WHAT TO DO — Reproduce all of the lines below word for word, leaving out the pictures.

[Layout annotation records]
—————
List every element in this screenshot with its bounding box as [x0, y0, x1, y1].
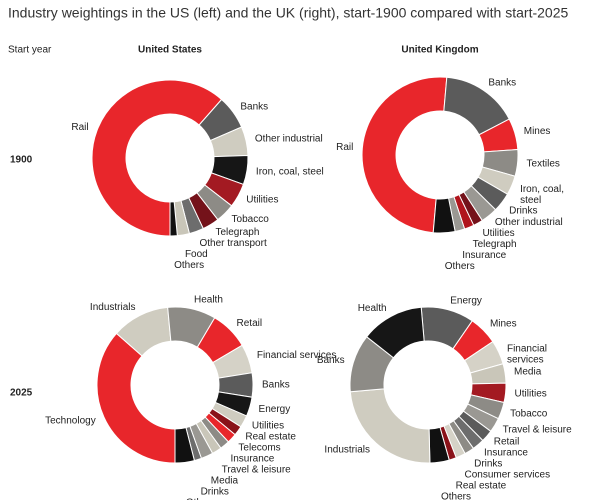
slice-label: Others	[441, 492, 471, 500]
slice-label: Drinks	[201, 486, 229, 497]
donut-slice	[169, 201, 178, 237]
donut-slice	[174, 427, 196, 464]
slice-label: Banks	[262, 380, 290, 391]
slice-label: Travel & leisure	[222, 464, 292, 475]
slice-label: Tobacco	[510, 408, 548, 419]
slice-label: Retail	[494, 437, 520, 448]
donut-slice	[366, 306, 425, 359]
row-title: 1900	[10, 155, 33, 166]
slice-label: Utilities	[252, 420, 284, 431]
slice-label: Drinks	[474, 459, 502, 470]
row-title: 2025	[10, 388, 33, 399]
slice-label: Telegraph	[473, 239, 517, 250]
slice-label: Mines	[524, 126, 551, 137]
slice-label: Others	[174, 260, 204, 271]
slice-label: Real estate	[245, 431, 296, 442]
slice-label: Utilities	[246, 195, 278, 206]
row-header: Start year	[8, 45, 52, 56]
slice-label: Rail	[336, 142, 353, 153]
slice-label: Industrials	[90, 302, 136, 313]
slice-label: Utilities	[515, 388, 547, 399]
slice-label: Technology	[45, 415, 96, 426]
slice-label: Insurance	[484, 448, 528, 459]
slice-label: Media	[211, 475, 239, 486]
slice-label: Food	[185, 249, 208, 260]
slice-label: Health	[194, 295, 223, 306]
slice-label: Insurance	[462, 250, 506, 261]
slice-label: Drinks	[509, 206, 537, 217]
slice-label: Banks	[317, 355, 345, 366]
slice-label: Banks	[240, 102, 268, 113]
slice-label: Health	[358, 303, 387, 314]
slice-label: Insurance	[230, 453, 274, 464]
slice-label: Utilities	[482, 228, 514, 239]
slice-label: Industrials	[324, 444, 370, 455]
donut-slice	[96, 332, 176, 464]
slice-label: Energy	[259, 404, 291, 415]
slice-label: Others	[445, 261, 475, 272]
chart-title: Industry weightings in the US (left) and…	[8, 5, 568, 21]
slice-label: Mines	[490, 319, 517, 330]
column-title: United Kingdom	[401, 45, 478, 56]
column-title: United States	[138, 45, 202, 56]
slice-label: Retail	[237, 318, 263, 329]
slice-label: Other industrial	[495, 217, 563, 228]
slice-label: Iron, coal, steel	[520, 184, 567, 206]
slice-label: Textiles	[527, 159, 560, 170]
slice-label: Energy	[450, 296, 482, 307]
slice-label: Others	[186, 497, 216, 500]
donut-slice	[432, 197, 456, 234]
donut-slice	[91, 79, 223, 237]
slice-label: Media	[514, 367, 542, 378]
slice-label: Banks	[488, 77, 516, 88]
slice-label: Tobacco	[232, 214, 270, 225]
slice-label: Real estate	[456, 481, 507, 492]
slice-label: Consumer services	[464, 470, 550, 481]
slice-label: Financial services	[257, 350, 336, 361]
slice-label: Rail	[71, 122, 88, 133]
slice-label: Iron, coal, steel	[256, 166, 324, 177]
slice-label: Telegraph	[215, 227, 259, 238]
slice-label: Travel & leisure	[503, 424, 573, 435]
donut-slice	[361, 76, 448, 234]
slice-label: Telecoms	[238, 442, 280, 453]
slice-label: Financial services	[507, 343, 550, 365]
slice-label: Other transport	[199, 238, 266, 249]
slice-label: Other industrial	[255, 134, 323, 145]
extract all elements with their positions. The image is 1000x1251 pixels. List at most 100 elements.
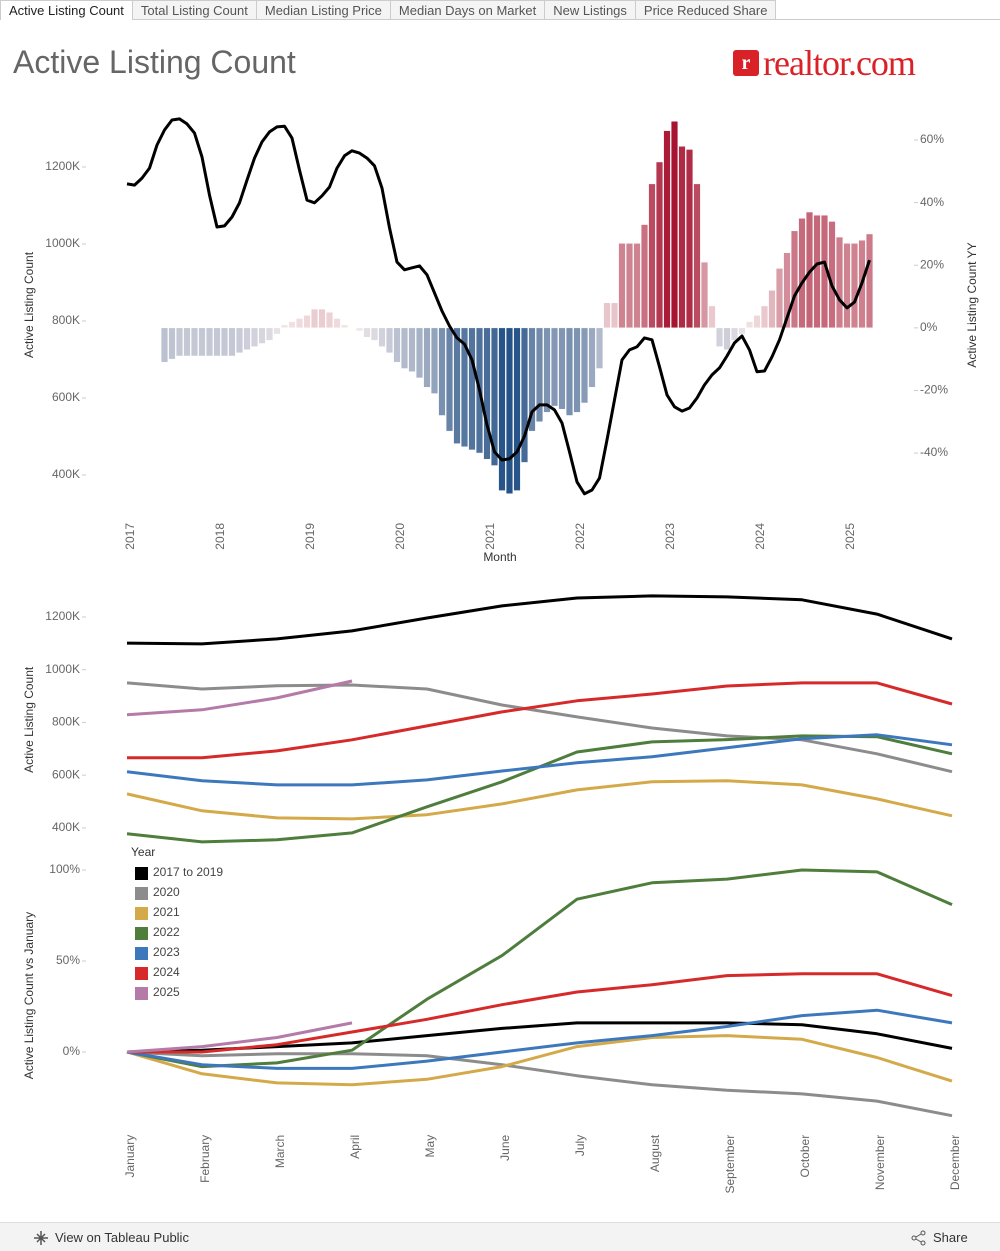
bar [430,327,439,394]
tab[interactable]: Total Listing Count [131,0,257,19]
y-tick-label: 1200K [45,609,80,623]
bar [708,305,716,329]
y-tick-label: 400K [52,820,80,834]
bar [220,327,229,357]
y-tick-label: 100% [49,862,80,876]
bar [513,327,521,491]
bar [693,183,701,329]
legend-label: 2024 [153,965,180,979]
x-tick-label: January [123,1135,137,1178]
tab-bar: Active Listing Count Total Listing Count… [0,0,1000,20]
bar [445,327,454,432]
bar [250,327,259,347]
logo: r realtor.com [733,42,916,84]
legend-swatch [135,967,148,980]
charts: 400K 600K 800K 1000K 1200K -40% -20% 0% 20% 40% 60… [22,117,979,1194]
tab[interactable]: Active Listing Count [0,0,133,20]
bar [663,130,671,329]
x-tick-label: September [723,1135,737,1194]
bar [160,327,169,363]
line-series [126,1050,953,1118]
bar [790,230,799,329]
bar [400,327,409,369]
bar [273,327,281,335]
x-tick-label: November [873,1135,887,1190]
bar [355,327,364,332]
bar [595,327,604,369]
axis-title: Active Listing Count YY [965,242,979,367]
y-tick-label: 400K [52,467,80,481]
bar [678,146,686,329]
x-tick-label: 2020 [393,523,407,550]
tableau-icon [34,1231,48,1245]
tableau-link[interactable]: View on Tableau Public [55,1230,189,1245]
share-icon [911,1230,926,1246]
legend-label: 2021 [153,905,180,919]
bar [175,327,184,357]
bar [745,321,754,329]
bar [453,327,461,444]
x-tick-label: May [423,1135,437,1158]
tab[interactable]: New Listings [544,0,636,19]
bar [213,327,221,357]
x-tick-label: August [648,1134,662,1172]
bar [535,327,544,422]
axis-title: Active Listing Count vs January [22,912,36,1079]
tab[interactable]: Price Reduced Share [634,0,777,19]
bar [655,161,664,329]
axis-title: Active Listing Count [22,251,36,358]
bar [235,327,244,354]
bar [408,327,416,372]
bar [813,214,821,329]
bar [325,311,334,329]
bar [543,327,551,413]
line-series [126,868,953,1069]
bar [603,302,611,329]
line-series [126,1008,953,1070]
bar [580,327,589,404]
bar [183,327,191,357]
bar [393,327,401,363]
y-tick-label: 600K [52,390,80,404]
bar [843,243,851,329]
bar [835,236,844,329]
y2-tick-label: 60% [920,132,944,146]
bar [295,318,304,329]
y-tick-label: 0% [63,1044,81,1058]
legend-label: 2017 to 2019 [153,865,223,879]
line-series [126,733,953,787]
line-series [126,1021,353,1054]
y2-tick-label: 20% [920,257,944,271]
bar [490,327,499,466]
y-tick-label: 800K [52,313,80,327]
bar [550,327,559,407]
share-button[interactable]: Share [933,1230,968,1245]
bar [640,224,649,329]
tab[interactable]: Median Days on Market [389,0,546,19]
bar [318,308,326,329]
logo-icon: r [733,50,759,76]
y-tick-label: 1000K [45,236,80,250]
legend-label: 2020 [153,885,180,899]
x-tick-label: February [198,1135,212,1183]
bar [573,327,581,413]
axis-title: Month [483,550,516,564]
x-tick-label: 2023 [663,523,677,550]
bar [198,327,206,357]
bar [303,315,311,329]
bar [618,243,626,329]
y-tick-label: 1000K [45,662,80,676]
bar [753,315,761,329]
x-tick-label: December [948,1135,962,1190]
bar [258,327,266,344]
x-tick-label: June [498,1134,512,1160]
x-tick-label: 2025 [843,523,857,550]
y-tick-label: 50% [56,953,80,967]
bar [370,327,379,341]
bar [723,327,731,351]
bar [588,327,596,388]
bar [498,327,506,491]
x-tick-label: October [798,1135,812,1178]
legend-label: 2022 [153,925,180,939]
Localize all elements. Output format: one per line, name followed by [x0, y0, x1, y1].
—————
SOLUTION TO THE EXERCISE —
List every element in this screenshot with its bounding box as [x0, y0, x1, y1].
slice-label: Others	[441, 492, 471, 500]
slice-label: Drinks	[201, 486, 229, 497]
donut-slice	[169, 201, 178, 237]
donut-slice	[174, 427, 196, 464]
slice-label: Banks	[262, 380, 290, 391]
slice-label: Travel & leisure	[222, 464, 292, 475]
slice-label: Tobacco	[510, 408, 548, 419]
slice-label: Retail	[494, 437, 520, 448]
donut-slice	[366, 306, 425, 359]
row-title: 1900	[10, 155, 33, 166]
slice-label: Utilities	[252, 420, 284, 431]
slice-label: Drinks	[474, 459, 502, 470]
row-title: 2025	[10, 388, 33, 399]
slice-label: Telegraph	[473, 239, 517, 250]
slice-label: Mines	[524, 126, 551, 137]
slice-label: Others	[174, 260, 204, 271]
slice-label: Real estate	[245, 431, 296, 442]
slice-label: Utilities	[246, 195, 278, 206]
row-header: Start year	[8, 45, 52, 56]
slice-label: Rail	[336, 142, 353, 153]
slice-label: Industrials	[90, 302, 136, 313]
slice-label: Utilities	[515, 388, 547, 399]
slice-label: Technology	[45, 415, 96, 426]
slice-label: Insurance	[484, 448, 528, 459]
slice-label: Media	[211, 475, 239, 486]
slice-label: Food	[185, 249, 208, 260]
slice-label: Health	[194, 295, 223, 306]
slice-label: Insurance	[462, 250, 506, 261]
slice-label: Drinks	[509, 206, 537, 217]
slice-label: Banks	[317, 355, 345, 366]
slice-label: Banks	[240, 102, 268, 113]
slice-label: Health	[358, 303, 387, 314]
slice-label: Insurance	[230, 453, 274, 464]
slice-label: Utilities	[482, 228, 514, 239]
slice-label: Industrials	[324, 444, 370, 455]
donut-slice	[96, 332, 176, 464]
slice-label: Energy	[259, 404, 291, 415]
slice-label: Others	[445, 261, 475, 272]
chart-title: Industry weightings in the US (left) and…	[8, 5, 568, 21]
slice-label: Mines	[490, 319, 517, 330]
column-title: United Kingdom	[401, 45, 478, 56]
column-title: United States	[138, 45, 202, 56]
slice-label: Retail	[237, 318, 263, 329]
slice-label: Other industrial	[495, 217, 563, 228]
slice-label: Iron, coal, steel	[520, 184, 567, 206]
slice-label: Textiles	[527, 159, 560, 170]
slice-label: Energy	[450, 296, 482, 307]
slice-label: Others	[186, 497, 216, 500]
donut-slice	[432, 197, 456, 234]
donut-slice	[91, 79, 223, 237]
slice-label: Media	[514, 367, 542, 378]
slice-label: Banks	[488, 77, 516, 88]
slice-label: Tobacco	[232, 214, 270, 225]
slice-label: Real estate	[456, 481, 507, 492]
slice-label: Consumer services	[464, 470, 550, 481]
slice-label: Financial services	[257, 350, 336, 361]
slice-label: Rail	[71, 122, 88, 133]
slice-label: Iron, coal, steel	[256, 166, 324, 177]
slice-label: Telegraph	[215, 227, 259, 238]
slice-label: Travel & leisure	[503, 424, 573, 435]
donut-slice	[361, 76, 448, 234]
slice-label: Telecoms	[238, 442, 280, 453]
slice-label: Financial services	[507, 343, 550, 365]
slice-label: Other transport	[199, 238, 266, 249]
slice-label: Other industrial	[255, 134, 323, 145]
extract all elements with their positions. The image is 1000x1251 pixels. List at most 100 elements.
bar [430,327,439,394]
tab[interactable]: Total Listing Count [131,0,257,19]
y-tick-label: 1200K [45,609,80,623]
bar [708,305,716,329]
y-tick-label: 400K [52,820,80,834]
bar [220,327,229,357]
y-tick-label: 100% [49,862,80,876]
bar [513,327,521,491]
bar [693,183,701,329]
legend-label: 2024 [153,965,180,979]
x-tick-label: January [123,1135,137,1178]
tab-bar: Active Listing Count Total Listing Count… [0,0,1000,20]
bar [445,327,454,432]
bar [250,327,259,347]
logo: r realtor.com [733,42,916,84]
legend-swatch [135,967,148,980]
charts: 400K 600K 800K 1000K 1200K -40% -20% 0% 20% 40% 60… [22,117,979,1194]
tab[interactable]: Active Listing Count [0,0,133,20]
bar [663,130,671,329]
x-tick-label: September [723,1135,737,1194]
bar [160,327,169,363]
line-series [126,1050,953,1118]
bar [790,230,799,329]
bar [400,327,409,369]
bar [273,327,281,335]
x-tick-label: November [873,1135,887,1190]
bar [355,327,364,332]
bar [595,327,604,369]
axis-title: Active Listing Count YY [965,242,979,367]
y-tick-label: 400K [52,467,80,481]
bar [678,146,686,329]
x-tick-label: 2020 [393,523,407,550]
tableau-icon [34,1231,48,1245]
tableau-link[interactable]: View on Tableau Public [55,1230,189,1245]
share-icon [911,1230,926,1246]
legend-label: 2021 [153,905,180,919]
bar [175,327,184,357]
bar [745,321,754,329]
bar [453,327,461,444]
x-tick-label: May [423,1135,437,1158]
tab[interactable]: New Listings [544,0,636,19]
bar [213,327,221,357]
x-tick-label: August [648,1134,662,1172]
bar [535,327,544,422]
axis-title: Active Listing Count vs January [22,912,36,1079]
tab[interactable]: Price Reduced Share [634,0,777,19]
bar [655,161,664,329]
axis-title: Active Listing Count [22,251,36,358]
bar [235,327,244,354]
bar [408,327,416,372]
bar [813,214,821,329]
bar [325,311,334,329]
bar [543,327,551,413]
line-series [126,868,953,1069]
bar [603,302,611,329]
line-series [126,1008,953,1070]
bar [580,327,589,404]
bar [183,327,191,357]
bar [393,327,401,363]
y-tick-label: 600K [52,390,80,404]
bar [843,243,851,329]
bar [835,236,844,329]
y2-tick-label: 60% [920,132,944,146]
bar [295,318,304,329]
y-tick-label: 0% [63,1044,81,1058]
legend-label: 2017 to 2019 [153,865,223,879]
line-series [126,733,953,787]
line-series [126,1021,353,1054]
y2-tick-label: 20% [920,257,944,271]
bar [490,327,499,466]
y-tick-label: 800K [52,313,80,327]
bar [550,327,559,407]
share-button[interactable]: Share [933,1230,968,1245]
bar [640,224,649,329]
tab[interactable]: Median Days on Market [389,0,546,19]
bar [318,308,326,329]
logo-icon: r [733,50,759,76]
y-tick-label: 1000K [45,236,80,250]
legend-label: 2020 [153,885,180,899]
x-tick-label: February [198,1135,212,1183]
bar [573,327,581,413]
axis-title: Month [483,550,516,564]
x-tick-label: 2023 [663,523,677,550]
bar [198,327,206,357]
bar [303,315,311,329]
bar [618,243,626,329]
y-tick-label: 1000K [45,662,80,676]
bar [753,315,761,329]
x-tick-label: December [948,1135,962,1190]
bar [258,327,266,344]
x-tick-label: June [498,1134,512,1160]
x-tick-label: 2025 [843,523,857,550]
y-tick-label: 50% [56,953,80,967]
bar [370,327,379,341]
bar [723,327,731,351]
bar [588,327,596,388]
bar [498,327,506,491]
x-tick-label: October [798,1135,812,1178]
legend-label: 2022 [153,925,180,939]
Localize all elements. Output format: one per line, name followed by [x0, y0, x1, y1].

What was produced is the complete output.